# What you should do:
The listing below should be printed in full and exactly, apart from its images.
*-*-*
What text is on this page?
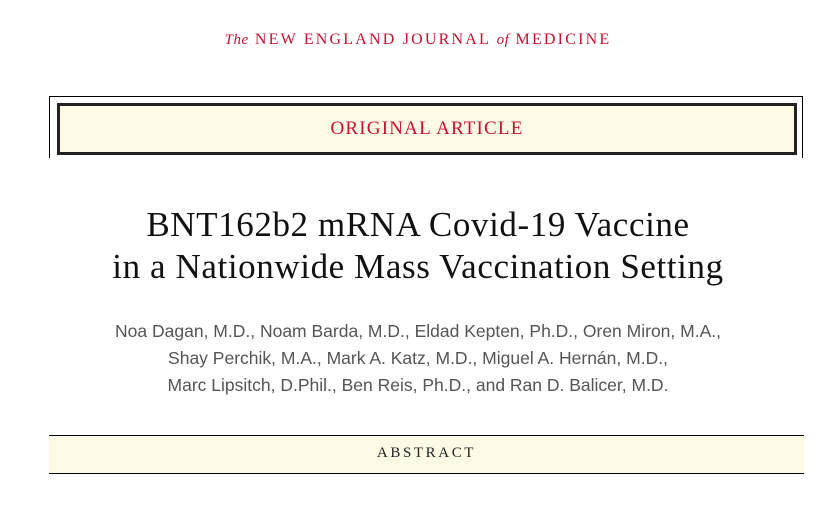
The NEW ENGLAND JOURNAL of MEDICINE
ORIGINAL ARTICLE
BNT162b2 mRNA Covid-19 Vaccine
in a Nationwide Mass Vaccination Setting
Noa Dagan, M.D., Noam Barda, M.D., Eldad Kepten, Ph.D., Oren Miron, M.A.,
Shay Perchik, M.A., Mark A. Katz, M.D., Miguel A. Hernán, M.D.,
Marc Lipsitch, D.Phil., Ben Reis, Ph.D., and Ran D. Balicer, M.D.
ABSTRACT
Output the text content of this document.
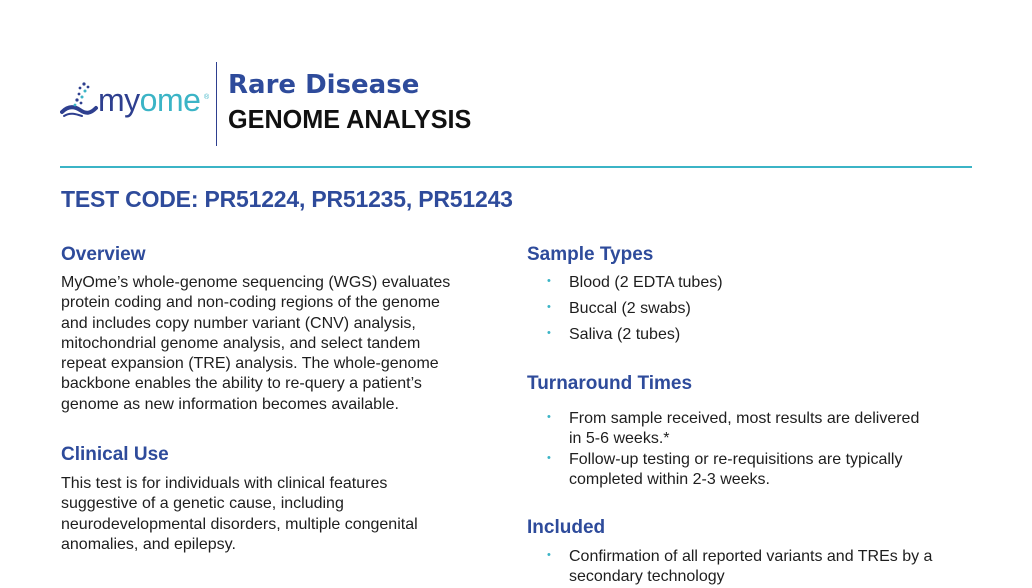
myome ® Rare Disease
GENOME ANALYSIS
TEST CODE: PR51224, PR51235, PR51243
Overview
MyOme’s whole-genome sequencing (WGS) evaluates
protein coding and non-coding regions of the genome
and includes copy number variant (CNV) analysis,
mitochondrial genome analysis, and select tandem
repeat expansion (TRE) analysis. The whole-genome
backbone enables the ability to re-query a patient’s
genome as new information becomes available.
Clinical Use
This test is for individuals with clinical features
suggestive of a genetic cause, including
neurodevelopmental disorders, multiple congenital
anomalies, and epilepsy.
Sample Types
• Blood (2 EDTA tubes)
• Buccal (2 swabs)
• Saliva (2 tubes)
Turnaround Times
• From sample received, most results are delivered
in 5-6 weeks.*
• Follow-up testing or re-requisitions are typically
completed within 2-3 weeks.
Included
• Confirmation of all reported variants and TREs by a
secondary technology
*-*-*
# Exercise result:
What text is on this page?
The NEW ENGLAND JOURNAL of MEDICINE
ORIGINAL ARTICLE
BNT162b2 mRNA Covid-19 Vaccine
in a Nationwide Mass Vaccination Setting
Noa Dagan, M.D., Noam Barda, M.D., Eldad Kepten, Ph.D., Oren Miron, M.A.,
Shay Perchik, M.A., Mark A. Katz, M.D., Miguel A. Hernán, M.D.,
Marc Lipsitch, D.Phil., Ben Reis, Ph.D., and Ran D. Balicer, M.D.
ABSTRACT
Output the text content of this document.
myome ® Rare Disease
GENOME ANALYSIS
TEST CODE: PR51224, PR51235, PR51243
Overview
MyOme’s whole-genome sequencing (WGS) evaluates
protein coding and non-coding regions of the genome
and includes copy number variant (CNV) analysis,
mitochondrial genome analysis, and select tandem
repeat expansion (TRE) analysis. The whole-genome
backbone enables the ability to re-query a patient’s
genome as new information becomes available.
Clinical Use
This test is for individuals with clinical features
suggestive of a genetic cause, including
neurodevelopmental disorders, multiple congenital
anomalies, and epilepsy.
Sample Types
• Blood (2 EDTA tubes)
• Buccal (2 swabs)
• Saliva (2 tubes)
Turnaround Times
• From sample received, most results are delivered
in 5-6 weeks.*
• Follow-up testing or re-requisitions are typically
completed within 2-3 weeks.
Included
• Confirmation of all reported variants and TREs by a
secondary technology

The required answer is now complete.